[GIVEN INSTRUCTION] Copy all lines below containing "Forecast".

*** DATA LINES ***

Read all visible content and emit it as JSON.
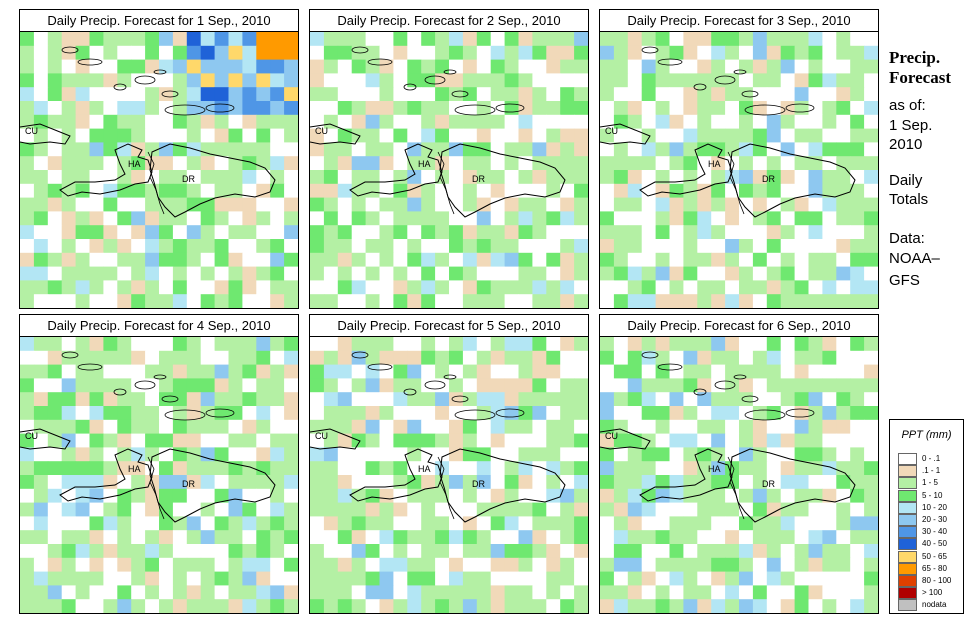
{
  "panels": [
    {
      "title": "Daily Precip. Forecast for  1 Sep., 2010",
      "seed": 11,
      "heavy": true
    },
    {
      "title": "Daily Precip. Forecast for  2 Sep., 2010",
      "seed": 23,
      "heavy": false
    },
    {
      "title": "Daily Precip. Forecast for  3 Sep., 2010",
      "seed": 37,
      "heavy": false
    },
    {
      "title": "Daily Precip. Forecast for  4 Sep., 2010",
      "seed": 41,
      "heavy": false
    },
    {
      "title": "Daily Precip. Forecast for  5 Sep., 2010",
      "seed": 53,
      "heavy": false
    },
    {
      "title": "Daily Precip. Forecast for  6 Sep., 2010",
      "seed": 67,
      "heavy": false
    }
  ],
  "map_labels": {
    "cuba": "CU",
    "haiti": "HA",
    "dominican_republic": "DR"
  },
  "side": {
    "title_line1": "Precip.",
    "title_line2": "Forecast",
    "as_of": "as of:",
    "date": "1 Sep.",
    "year": "2010",
    "daily": "Daily",
    "totals": "Totals",
    "data_label": "Data:",
    "source1": "NOAA–",
    "source2": "GFS"
  },
  "legend": {
    "title": "PPT (mm)",
    "items": [
      {
        "label": "0 - .1",
        "color": "#ffffff"
      },
      {
        "label": ".1 - 1",
        "color": "#f1d9b9"
      },
      {
        "label": "1 - 5",
        "color": "#b4f0a4"
      },
      {
        "label": "5 - 10",
        "color": "#6fe870"
      },
      {
        "label": "10 - 20",
        "color": "#b3e6f4"
      },
      {
        "label": "20 - 30",
        "color": "#8ec8f0"
      },
      {
        "label": "30 - 40",
        "color": "#4f96e6"
      },
      {
        "label": "40 - 50",
        "color": "#1f62d8"
      },
      {
        "label": "50 - 65",
        "color": "#ffd86a"
      },
      {
        "label": "65 - 80",
        "color": "#ff9a00"
      },
      {
        "label": "80 - 100",
        "color": "#e04000"
      },
      {
        "label": "> 100",
        "color": "#b00000"
      },
      {
        "label": "nodata",
        "color": "#c0c0c0"
      }
    ]
  }
}
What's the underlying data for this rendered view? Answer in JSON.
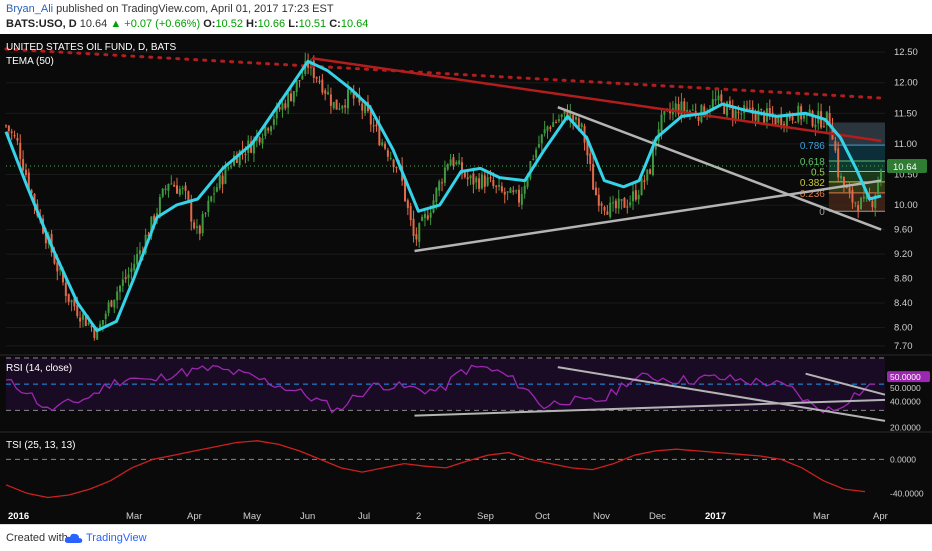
{
  "header": {
    "author": "Bryan_Ali",
    "published_text": "published on TradingView.com, April 01, 2017 17:23 EST",
    "symbol": "BATS:USO, D",
    "last": "10.64",
    "change": "+0.07 (+0.66%)",
    "open_label": "O:",
    "open": "10.52",
    "high_label": "H:",
    "high": "10.66",
    "low_label": "L:",
    "low": "10.51",
    "close_label": "C:",
    "close": "10.64"
  },
  "footer": {
    "created_with": "Created with",
    "brand": "TradingView"
  },
  "colors": {
    "background": "#0a0a0a",
    "up_candle": "#3f9a3f",
    "down_candle": "#e26a4a",
    "tema": "#34d3e8",
    "red_trend": "#b31d1d",
    "grey_trend": "#b4b4b4",
    "rsi": "#9c27b0",
    "tsi": "#cc2020",
    "last_price_tag": "#2e7d32"
  },
  "chart_data": [
    {
      "type": "candlestick",
      "title": "UNITED STATES OIL FUND, D, BATS",
      "indicator": "TEMA (50)",
      "x_ticks": [
        "2016",
        "Mar",
        "Apr",
        "May",
        "Jun",
        "Jul",
        "2",
        "Sep",
        "Oct",
        "Nov",
        "Dec",
        "2017",
        "Mar",
        "Apr"
      ],
      "y_ticks": [
        "12.50",
        "12.00",
        "11.50",
        "11.00",
        "10.50",
        "10.00",
        "9.60",
        "9.20",
        "8.80",
        "8.40",
        "8.00",
        "7.70"
      ],
      "ylim": [
        7.6,
        12.6
      ],
      "last_price": "10.64",
      "close_path": [
        {
          "x": "2016-01-04",
          "y": 11.3
        },
        {
          "x": "2016-01-10",
          "y": 11.0
        },
        {
          "x": "2016-01-18",
          "y": 10.1
        },
        {
          "x": "2016-01-28",
          "y": 9.2
        },
        {
          "x": "2016-02-05",
          "y": 8.5
        },
        {
          "x": "2016-02-12",
          "y": 8.2
        },
        {
          "x": "2016-02-20",
          "y": 7.9
        },
        {
          "x": "2016-02-28",
          "y": 8.5
        },
        {
          "x": "2016-03-08",
          "y": 8.9
        },
        {
          "x": "2016-03-18",
          "y": 9.6
        },
        {
          "x": "2016-03-28",
          "y": 10.4
        },
        {
          "x": "2016-04-05",
          "y": 10.2
        },
        {
          "x": "2016-04-12",
          "y": 9.5
        },
        {
          "x": "2016-04-20",
          "y": 10.2
        },
        {
          "x": "2016-05-01",
          "y": 10.8
        },
        {
          "x": "2016-05-10",
          "y": 11.0
        },
        {
          "x": "2016-05-20",
          "y": 11.4
        },
        {
          "x": "2016-05-30",
          "y": 11.8
        },
        {
          "x": "2016-06-08",
          "y": 12.3
        },
        {
          "x": "2016-06-15",
          "y": 12.0
        },
        {
          "x": "2016-06-22",
          "y": 11.6
        },
        {
          "x": "2016-06-30",
          "y": 11.8
        },
        {
          "x": "2016-07-08",
          "y": 11.5
        },
        {
          "x": "2016-07-15",
          "y": 11.1
        },
        {
          "x": "2016-07-25",
          "y": 10.6
        },
        {
          "x": "2016-08-02",
          "y": 9.4
        },
        {
          "x": "2016-08-12",
          "y": 10.1
        },
        {
          "x": "2016-08-20",
          "y": 10.8
        },
        {
          "x": "2016-08-30",
          "y": 10.4
        },
        {
          "x": "2016-09-08",
          "y": 10.4
        },
        {
          "x": "2016-09-15",
          "y": 10.2
        },
        {
          "x": "2016-09-25",
          "y": 10.1
        },
        {
          "x": "2016-10-02",
          "y": 10.8
        },
        {
          "x": "2016-10-10",
          "y": 11.3
        },
        {
          "x": "2016-10-20",
          "y": 11.5
        },
        {
          "x": "2016-10-28",
          "y": 11.2
        },
        {
          "x": "2016-11-03",
          "y": 10.2
        },
        {
          "x": "2016-11-12",
          "y": 9.9
        },
        {
          "x": "2016-11-22",
          "y": 10.1
        },
        {
          "x": "2016-12-01",
          "y": 10.5
        },
        {
          "x": "2016-12-06",
          "y": 11.3
        },
        {
          "x": "2016-12-15",
          "y": 11.6
        },
        {
          "x": "2016-12-28",
          "y": 11.5
        },
        {
          "x": "2017-01-04",
          "y": 11.7
        },
        {
          "x": "2017-01-15",
          "y": 11.5
        },
        {
          "x": "2017-01-25",
          "y": 11.5
        },
        {
          "x": "2017-02-05",
          "y": 11.4
        },
        {
          "x": "2017-02-15",
          "y": 11.5
        },
        {
          "x": "2017-02-25",
          "y": 11.4
        },
        {
          "x": "2017-03-05",
          "y": 11.4
        },
        {
          "x": "2017-03-09",
          "y": 10.5
        },
        {
          "x": "2017-03-15",
          "y": 10.1
        },
        {
          "x": "2017-03-22",
          "y": 10.0
        },
        {
          "x": "2017-03-27",
          "y": 10.1
        },
        {
          "x": "2017-03-31",
          "y": 10.64
        }
      ],
      "tema_path": [
        {
          "x": "2016-01-04",
          "y": 11.2
        },
        {
          "x": "2016-01-15",
          "y": 10.3
        },
        {
          "x": "2016-01-28",
          "y": 9.3
        },
        {
          "x": "2016-02-10",
          "y": 8.4
        },
        {
          "x": "2016-02-20",
          "y": 7.95
        },
        {
          "x": "2016-03-01",
          "y": 8.1
        },
        {
          "x": "2016-03-10",
          "y": 8.8
        },
        {
          "x": "2016-03-22",
          "y": 9.8
        },
        {
          "x": "2016-04-01",
          "y": 10.0
        },
        {
          "x": "2016-04-12",
          "y": 10.1
        },
        {
          "x": "2016-04-25",
          "y": 10.6
        },
        {
          "x": "2016-05-10",
          "y": 11.0
        },
        {
          "x": "2016-05-25",
          "y": 11.7
        },
        {
          "x": "2016-06-08",
          "y": 12.35
        },
        {
          "x": "2016-06-18",
          "y": 12.2
        },
        {
          "x": "2016-06-30",
          "y": 11.9
        },
        {
          "x": "2016-07-10",
          "y": 11.6
        },
        {
          "x": "2016-07-22",
          "y": 10.9
        },
        {
          "x": "2016-08-04",
          "y": 9.9
        },
        {
          "x": "2016-08-15",
          "y": 10.0
        },
        {
          "x": "2016-08-26",
          "y": 10.55
        },
        {
          "x": "2016-09-05",
          "y": 10.6
        },
        {
          "x": "2016-09-15",
          "y": 10.45
        },
        {
          "x": "2016-09-28",
          "y": 10.4
        },
        {
          "x": "2016-10-08",
          "y": 10.9
        },
        {
          "x": "2016-10-20",
          "y": 11.45
        },
        {
          "x": "2016-10-30",
          "y": 11.1
        },
        {
          "x": "2016-11-08",
          "y": 10.4
        },
        {
          "x": "2016-11-18",
          "y": 10.3
        },
        {
          "x": "2016-11-26",
          "y": 10.4
        },
        {
          "x": "2016-12-05",
          "y": 11.1
        },
        {
          "x": "2016-12-18",
          "y": 11.45
        },
        {
          "x": "2016-12-30",
          "y": 11.5
        },
        {
          "x": "2017-01-08",
          "y": 11.65
        },
        {
          "x": "2017-01-20",
          "y": 11.55
        },
        {
          "x": "2017-02-05",
          "y": 11.45
        },
        {
          "x": "2017-02-20",
          "y": 11.5
        },
        {
          "x": "2017-03-02",
          "y": 11.4
        },
        {
          "x": "2017-03-10",
          "y": 11.1
        },
        {
          "x": "2017-03-18",
          "y": 10.6
        },
        {
          "x": "2017-03-25",
          "y": 10.1
        },
        {
          "x": "2017-03-31",
          "y": 10.15
        }
      ],
      "trendlines": [
        {
          "color": "red",
          "style": "dotted",
          "from": {
            "x": "2016-01-04",
            "y": 12.55
          },
          "to": {
            "x": "2017-03-31",
            "y": 11.75
          }
        },
        {
          "color": "red",
          "style": "solid",
          "from": {
            "x": "2016-06-10",
            "y": 12.4
          },
          "to": {
            "x": "2017-03-31",
            "y": 11.05
          }
        },
        {
          "color": "grey",
          "style": "solid",
          "from": {
            "x": "2016-08-02",
            "y": 9.25
          },
          "to": {
            "x": "2017-03-31",
            "y": 10.4
          }
        },
        {
          "color": "grey",
          "style": "solid",
          "from": {
            "x": "2016-10-15",
            "y": 11.6
          },
          "to": {
            "x": "2017-03-31",
            "y": 9.6
          }
        }
      ],
      "fib_levels": [
        {
          "label": "0.786",
          "price": 10.98
        },
        {
          "label": "0.618",
          "price": 10.72
        },
        {
          "label": "0.5",
          "price": 10.55
        },
        {
          "label": "0.382",
          "price": 10.38
        },
        {
          "label": "0.236",
          "price": 10.2
        },
        {
          "label": "0",
          "price": 9.9
        }
      ]
    },
    {
      "type": "line",
      "title": "RSI (14, close)",
      "y_ticks": [
        "50.0000",
        "40.0000",
        "20.0000"
      ],
      "ylim": [
        15,
        70
      ],
      "last_value": "50.0000",
      "values": [
        52,
        45,
        30,
        35,
        40,
        50,
        55,
        52,
        58,
        60,
        62,
        59,
        55,
        50,
        45,
        38,
        30,
        42,
        50,
        48,
        46,
        45,
        60,
        63,
        58,
        48,
        33,
        38,
        36,
        39,
        52,
        56,
        54,
        53,
        55,
        54,
        52,
        51,
        46,
        33,
        30,
        42,
        50
      ]
    },
    {
      "type": "line",
      "title": "TSI (25, 13, 13)",
      "y_ticks": [
        "0.0000",
        "-40.0000"
      ],
      "ylim": [
        -55,
        30
      ],
      "values": [
        -30,
        -40,
        -45,
        -42,
        -35,
        -25,
        -10,
        0,
        5,
        10,
        15,
        20,
        22,
        18,
        10,
        0,
        -10,
        -15,
        -10,
        -5,
        -8,
        -10,
        -2,
        5,
        8,
        0,
        -5,
        -10,
        -12,
        -5,
        5,
        10,
        12,
        10,
        8,
        6,
        4,
        0,
        -10,
        -25,
        -35,
        -38
      ]
    }
  ]
}
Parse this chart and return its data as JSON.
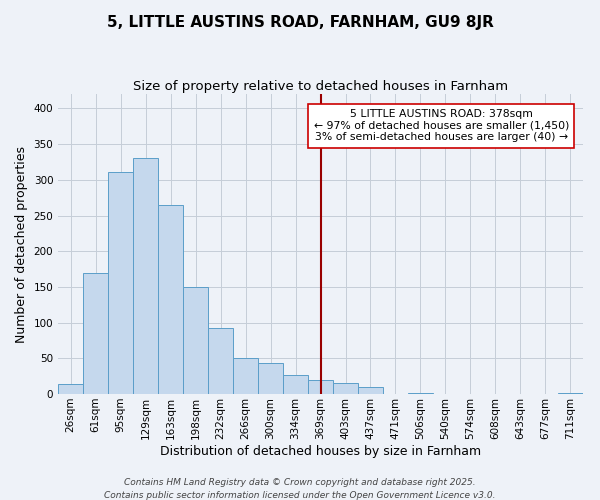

***

[TASK RESPONSE]
      "title": "Daily Precip. Forecast for  1 Sep., 2010",
      "title": "Daily Precip. Forecast for  2 Sep., 2010",
      "title": "Daily Precip. Forecast for  3 Sep., 2010",
      "title": "Daily Precip. Forecast for  4 Sep., 2010",
      "title": "Daily Precip. Forecast for  5 Sep., 2010",
      "title": "Daily Precip. Forecast for  6 Sep., 2010",
    "title_line2": "Forecast",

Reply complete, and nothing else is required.